*Data provided:*
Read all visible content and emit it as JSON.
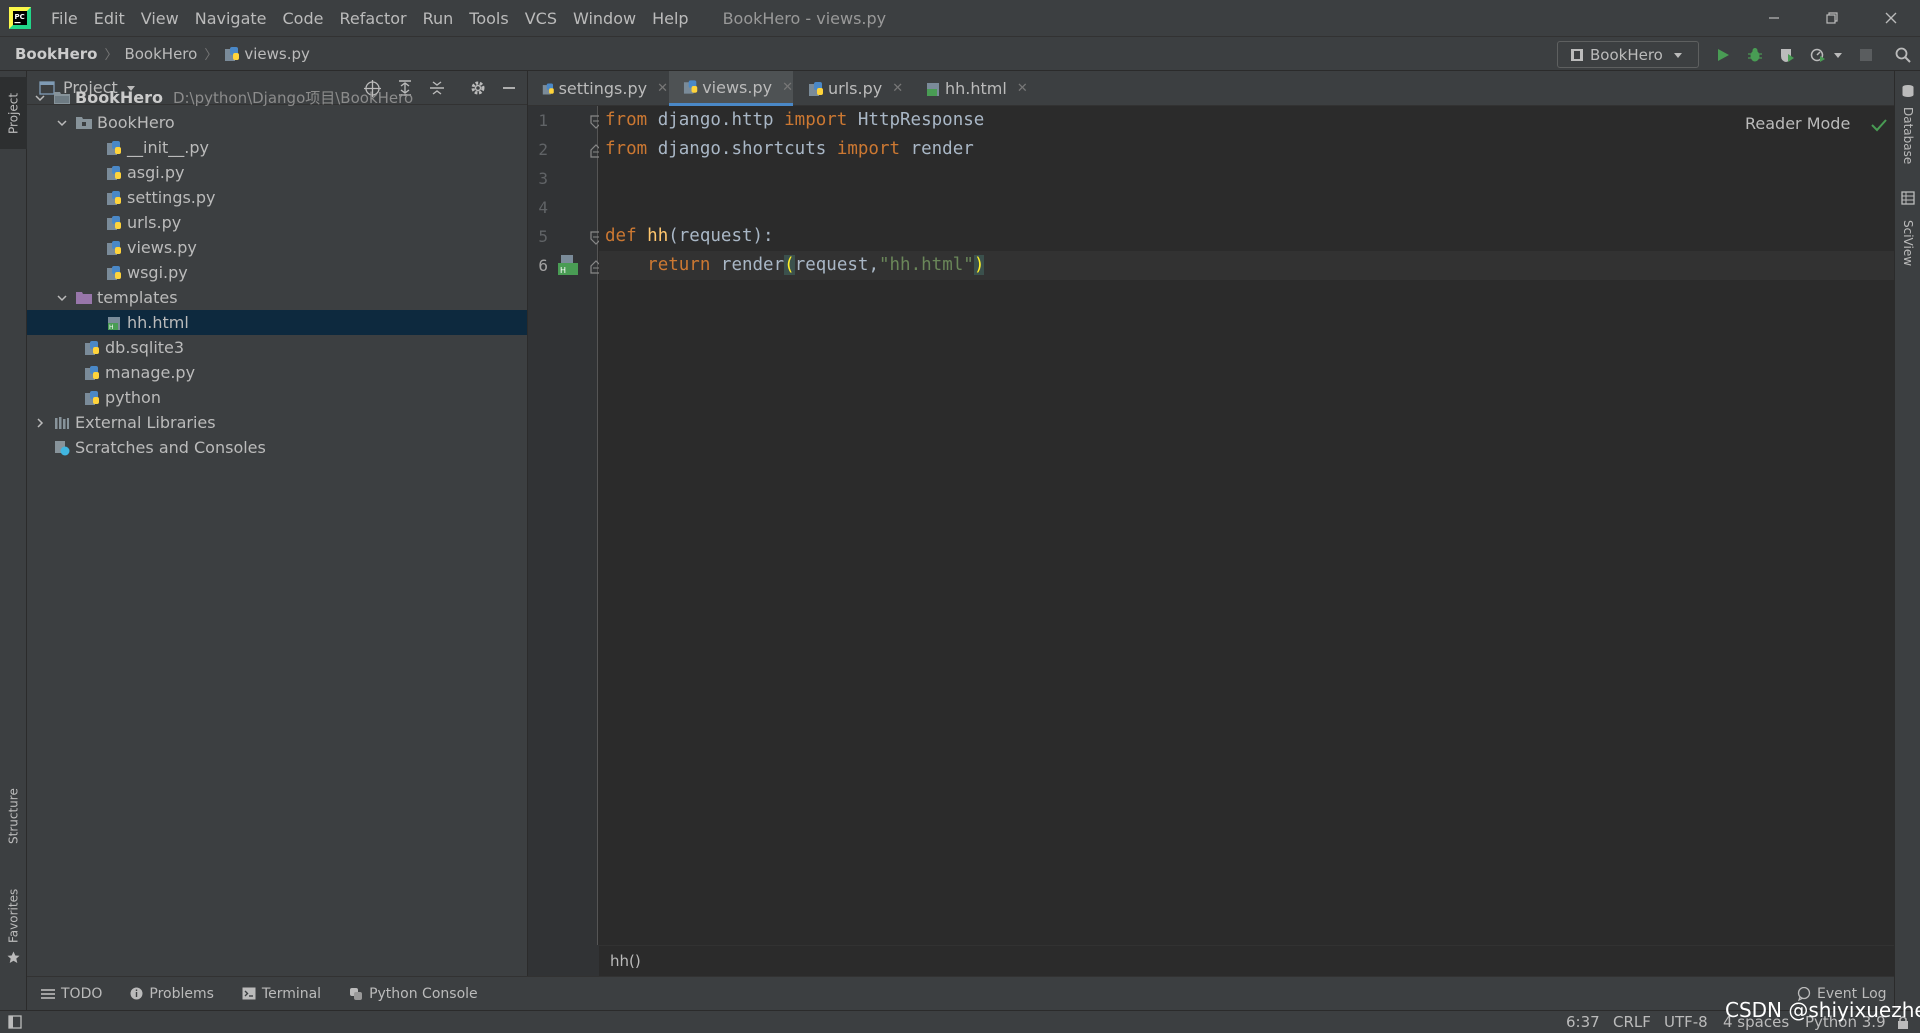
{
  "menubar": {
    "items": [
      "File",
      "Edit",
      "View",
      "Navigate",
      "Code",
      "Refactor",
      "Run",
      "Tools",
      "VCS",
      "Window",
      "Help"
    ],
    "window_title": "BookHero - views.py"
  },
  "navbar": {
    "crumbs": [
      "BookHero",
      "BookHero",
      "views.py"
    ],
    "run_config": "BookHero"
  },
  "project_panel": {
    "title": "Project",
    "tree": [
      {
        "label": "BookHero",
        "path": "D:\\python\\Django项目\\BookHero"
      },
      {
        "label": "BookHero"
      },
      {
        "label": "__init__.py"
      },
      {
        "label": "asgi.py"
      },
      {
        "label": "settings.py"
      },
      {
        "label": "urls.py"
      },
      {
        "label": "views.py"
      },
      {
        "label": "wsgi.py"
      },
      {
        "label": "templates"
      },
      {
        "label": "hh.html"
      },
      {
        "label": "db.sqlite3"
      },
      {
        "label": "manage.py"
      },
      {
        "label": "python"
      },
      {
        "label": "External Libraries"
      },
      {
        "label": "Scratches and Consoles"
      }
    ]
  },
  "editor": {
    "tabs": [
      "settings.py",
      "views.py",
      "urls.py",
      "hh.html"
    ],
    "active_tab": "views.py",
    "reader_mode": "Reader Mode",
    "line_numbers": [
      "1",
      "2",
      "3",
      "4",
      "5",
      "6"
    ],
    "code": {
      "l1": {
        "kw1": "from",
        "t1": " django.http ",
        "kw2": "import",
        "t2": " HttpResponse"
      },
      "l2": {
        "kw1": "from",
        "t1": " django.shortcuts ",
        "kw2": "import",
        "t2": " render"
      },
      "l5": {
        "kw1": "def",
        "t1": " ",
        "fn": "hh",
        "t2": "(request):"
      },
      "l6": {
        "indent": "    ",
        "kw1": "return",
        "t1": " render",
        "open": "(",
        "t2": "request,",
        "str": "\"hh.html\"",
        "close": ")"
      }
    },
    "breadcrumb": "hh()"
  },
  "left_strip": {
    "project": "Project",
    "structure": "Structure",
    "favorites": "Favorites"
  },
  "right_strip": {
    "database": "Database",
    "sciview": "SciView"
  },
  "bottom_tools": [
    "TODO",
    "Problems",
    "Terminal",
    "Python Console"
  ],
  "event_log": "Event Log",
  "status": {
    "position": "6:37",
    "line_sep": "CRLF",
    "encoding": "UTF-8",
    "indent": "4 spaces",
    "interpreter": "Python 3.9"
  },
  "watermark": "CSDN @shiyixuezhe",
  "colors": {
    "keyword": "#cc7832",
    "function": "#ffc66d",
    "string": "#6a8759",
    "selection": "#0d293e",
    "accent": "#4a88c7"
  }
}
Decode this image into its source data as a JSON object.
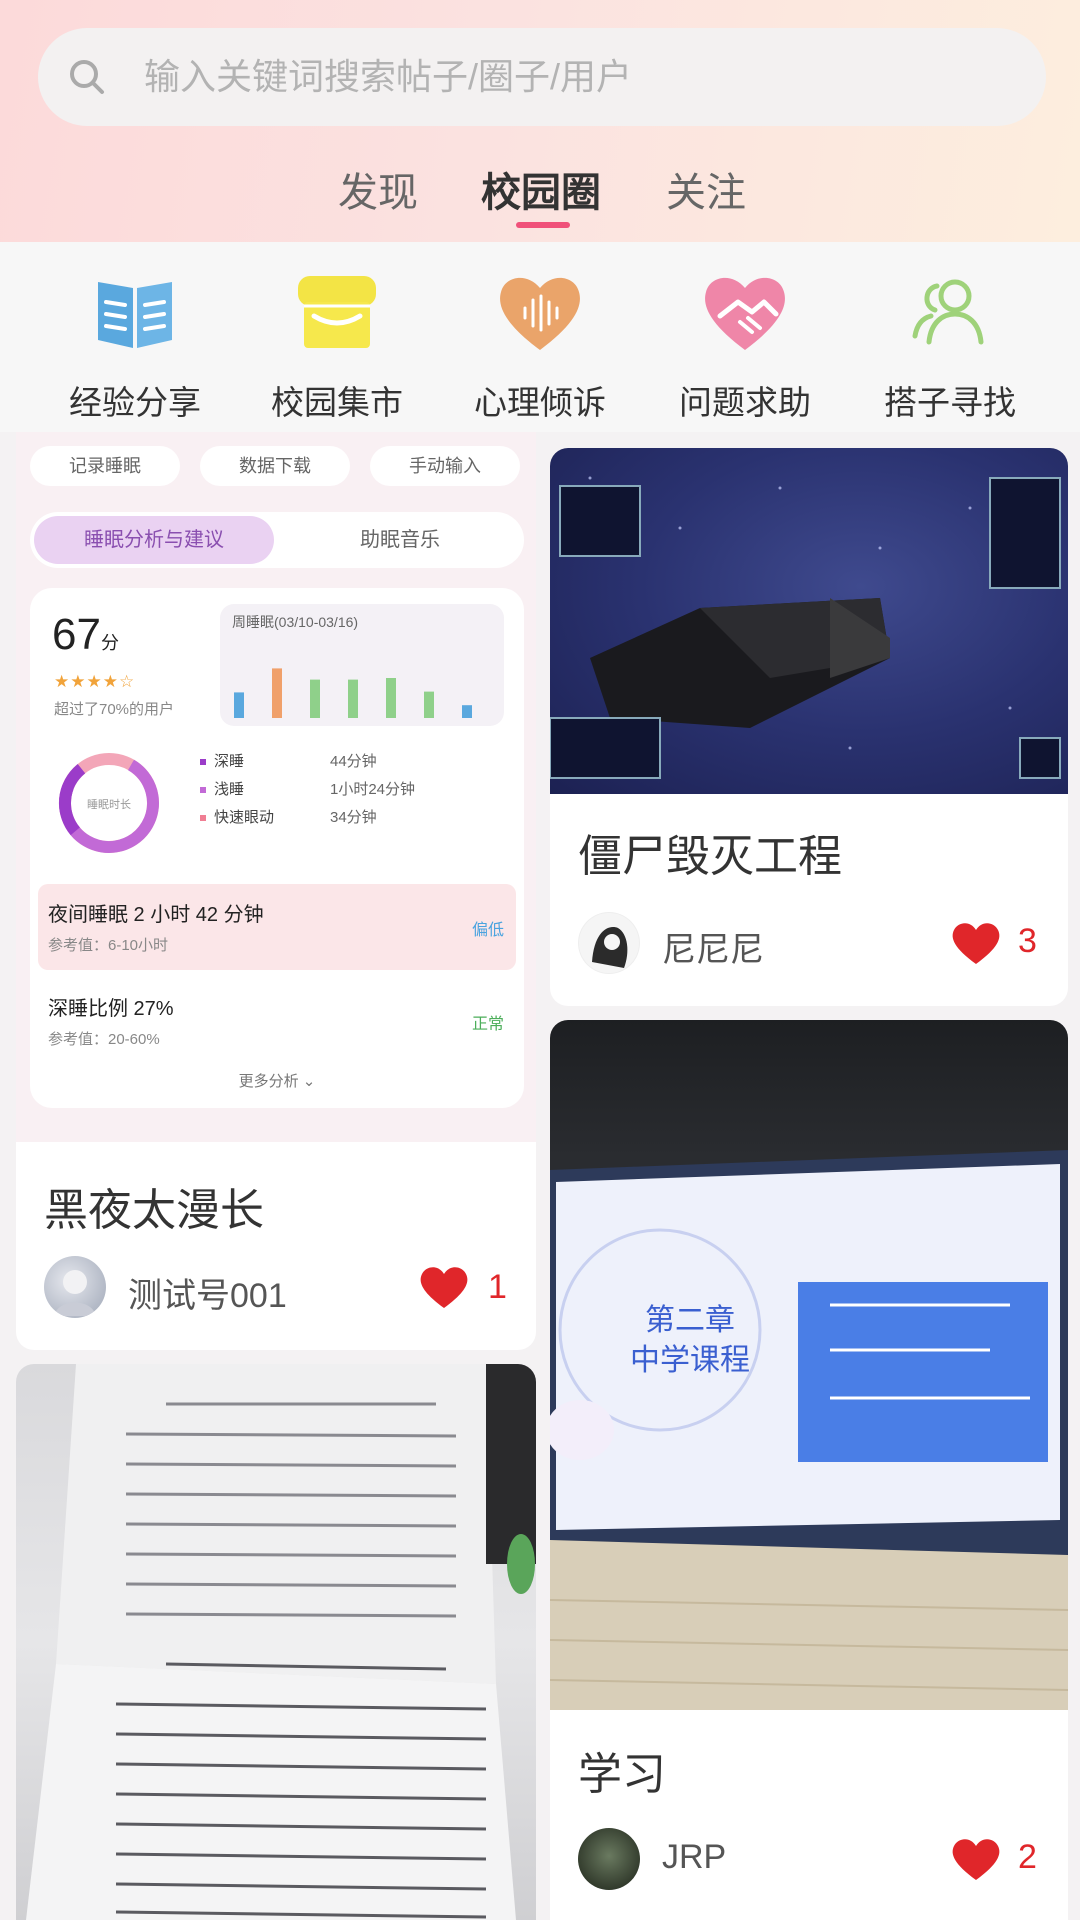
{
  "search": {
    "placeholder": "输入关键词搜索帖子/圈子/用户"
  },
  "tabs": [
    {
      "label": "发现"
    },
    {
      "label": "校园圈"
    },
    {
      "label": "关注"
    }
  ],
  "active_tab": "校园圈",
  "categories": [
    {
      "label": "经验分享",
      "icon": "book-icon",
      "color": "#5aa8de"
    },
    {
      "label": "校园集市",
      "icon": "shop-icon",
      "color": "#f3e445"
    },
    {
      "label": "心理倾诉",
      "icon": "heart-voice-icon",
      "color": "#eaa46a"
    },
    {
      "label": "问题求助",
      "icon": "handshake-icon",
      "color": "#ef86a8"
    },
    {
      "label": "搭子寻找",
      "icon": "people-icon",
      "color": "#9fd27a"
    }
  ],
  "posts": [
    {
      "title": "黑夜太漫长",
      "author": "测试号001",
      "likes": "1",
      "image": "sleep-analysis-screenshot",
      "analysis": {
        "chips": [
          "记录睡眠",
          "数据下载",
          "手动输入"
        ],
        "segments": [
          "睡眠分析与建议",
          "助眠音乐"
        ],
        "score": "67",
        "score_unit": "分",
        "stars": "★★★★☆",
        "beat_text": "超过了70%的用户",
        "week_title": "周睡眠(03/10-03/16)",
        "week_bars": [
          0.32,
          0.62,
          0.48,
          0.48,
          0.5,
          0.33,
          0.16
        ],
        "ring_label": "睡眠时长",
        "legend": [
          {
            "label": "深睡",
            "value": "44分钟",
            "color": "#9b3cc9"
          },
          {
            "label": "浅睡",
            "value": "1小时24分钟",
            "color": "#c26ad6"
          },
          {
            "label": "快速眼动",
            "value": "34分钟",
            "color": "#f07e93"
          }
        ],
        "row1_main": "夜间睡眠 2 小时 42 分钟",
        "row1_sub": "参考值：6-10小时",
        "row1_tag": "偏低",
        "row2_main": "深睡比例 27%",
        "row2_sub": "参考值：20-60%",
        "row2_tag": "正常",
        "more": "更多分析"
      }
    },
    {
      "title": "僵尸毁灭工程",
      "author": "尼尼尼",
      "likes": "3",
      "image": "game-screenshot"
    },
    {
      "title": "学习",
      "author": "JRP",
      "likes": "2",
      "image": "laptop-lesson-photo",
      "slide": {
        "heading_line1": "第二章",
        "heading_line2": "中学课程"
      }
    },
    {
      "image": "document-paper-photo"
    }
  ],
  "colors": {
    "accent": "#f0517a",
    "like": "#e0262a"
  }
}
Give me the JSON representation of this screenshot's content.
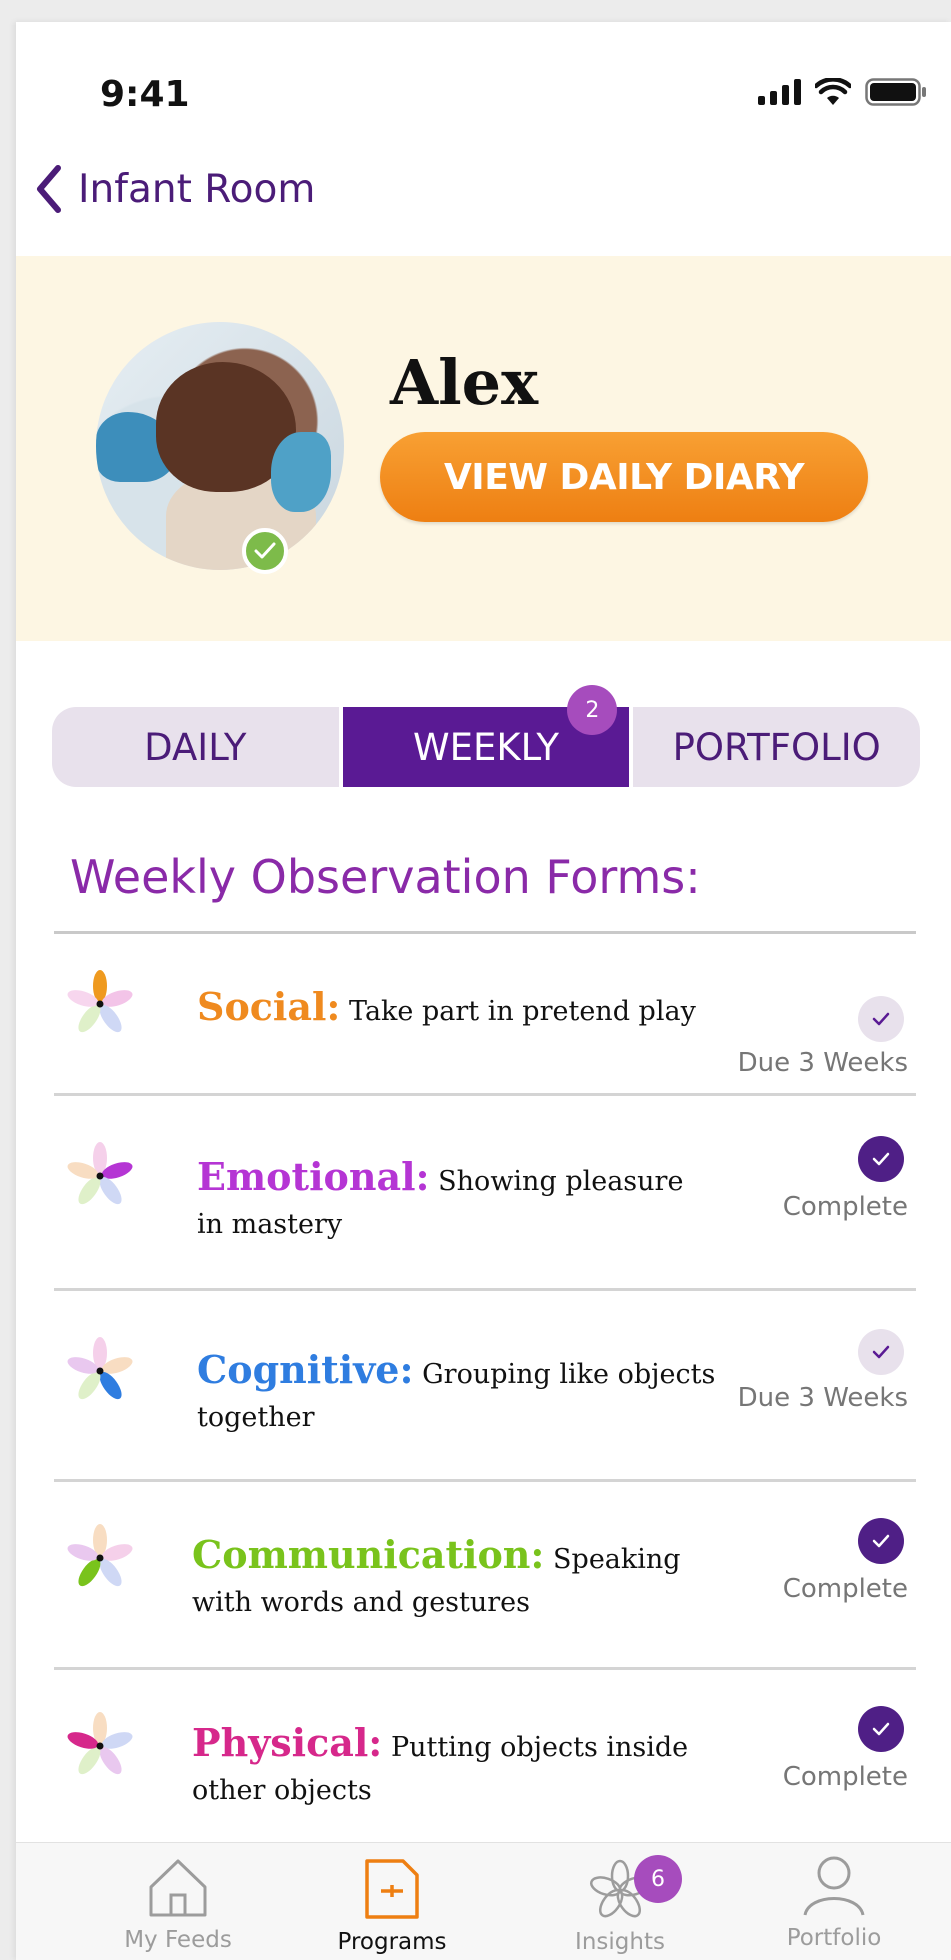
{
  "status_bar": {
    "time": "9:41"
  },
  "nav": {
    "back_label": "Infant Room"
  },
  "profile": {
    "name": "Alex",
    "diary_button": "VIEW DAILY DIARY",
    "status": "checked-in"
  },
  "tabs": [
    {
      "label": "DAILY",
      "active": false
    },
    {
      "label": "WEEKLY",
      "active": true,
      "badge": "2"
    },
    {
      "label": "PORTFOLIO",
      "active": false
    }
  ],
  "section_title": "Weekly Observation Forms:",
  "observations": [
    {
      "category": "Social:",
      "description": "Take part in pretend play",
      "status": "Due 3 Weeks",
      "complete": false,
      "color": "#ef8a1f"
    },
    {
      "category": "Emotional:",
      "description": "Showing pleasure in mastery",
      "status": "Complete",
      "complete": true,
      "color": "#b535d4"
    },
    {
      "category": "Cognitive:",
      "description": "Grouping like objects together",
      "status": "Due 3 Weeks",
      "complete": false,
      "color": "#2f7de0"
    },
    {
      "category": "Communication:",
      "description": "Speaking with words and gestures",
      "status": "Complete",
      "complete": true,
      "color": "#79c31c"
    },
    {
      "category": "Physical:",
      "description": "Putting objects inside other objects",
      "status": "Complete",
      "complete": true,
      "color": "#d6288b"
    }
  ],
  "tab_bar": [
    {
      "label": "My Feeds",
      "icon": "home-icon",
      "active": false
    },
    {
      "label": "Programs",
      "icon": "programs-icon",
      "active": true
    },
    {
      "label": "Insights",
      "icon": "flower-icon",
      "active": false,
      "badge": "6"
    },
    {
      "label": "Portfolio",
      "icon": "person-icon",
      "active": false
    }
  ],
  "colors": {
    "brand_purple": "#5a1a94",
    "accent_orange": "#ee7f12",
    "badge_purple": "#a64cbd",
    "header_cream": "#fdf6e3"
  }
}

*Job:* Nothing but the lines from the one holding "Give me the" through the last line of the entries should be written out, exactly and inclusively, minus the pictures.

*Task response:*
Give me the JSON representation of this screenshot's content.
{
  "status_bar": {
    "time": "9:41"
  },
  "nav": {
    "back_label": "Infant Room"
  },
  "profile": {
    "name": "Alex",
    "diary_button": "VIEW DAILY DIARY",
    "status": "checked-in"
  },
  "tabs": [
    {
      "label": "DAILY",
      "active": false
    },
    {
      "label": "WEEKLY",
      "active": true,
      "badge": "2"
    },
    {
      "label": "PORTFOLIO",
      "active": false
    }
  ],
  "section_title": "Weekly Observation Forms:",
  "observations": [
    {
      "category": "Social:",
      "description": "Take part in pretend play",
      "status": "Due 3 Weeks",
      "complete": false,
      "color": "#ef8a1f"
    },
    {
      "category": "Emotional:",
      "description": "Showing pleasure in mastery",
      "status": "Complete",
      "complete": true,
      "color": "#b535d4"
    },
    {
      "category": "Cognitive:",
      "description": "Grouping like objects together",
      "status": "Due 3 Weeks",
      "complete": false,
      "color": "#2f7de0"
    },
    {
      "category": "Communication:",
      "description": "Speaking with words and gestures",
      "status": "Complete",
      "complete": true,
      "color": "#79c31c"
    },
    {
      "category": "Physical:",
      "description": "Putting objects inside other objects",
      "status": "Complete",
      "complete": true,
      "color": "#d6288b"
    }
  ],
  "tab_bar": [
    {
      "label": "My Feeds",
      "icon": "home-icon",
      "active": false
    },
    {
      "label": "Programs",
      "icon": "programs-icon",
      "active": true
    },
    {
      "label": "Insights",
      "icon": "flower-icon",
      "active": false,
      "badge": "6"
    },
    {
      "label": "Portfolio",
      "icon": "person-icon",
      "active": false
    }
  ],
  "colors": {
    "brand_purple": "#5a1a94",
    "accent_orange": "#ee7f12",
    "badge_purple": "#a64cbd",
    "header_cream": "#fdf6e3"
  }
}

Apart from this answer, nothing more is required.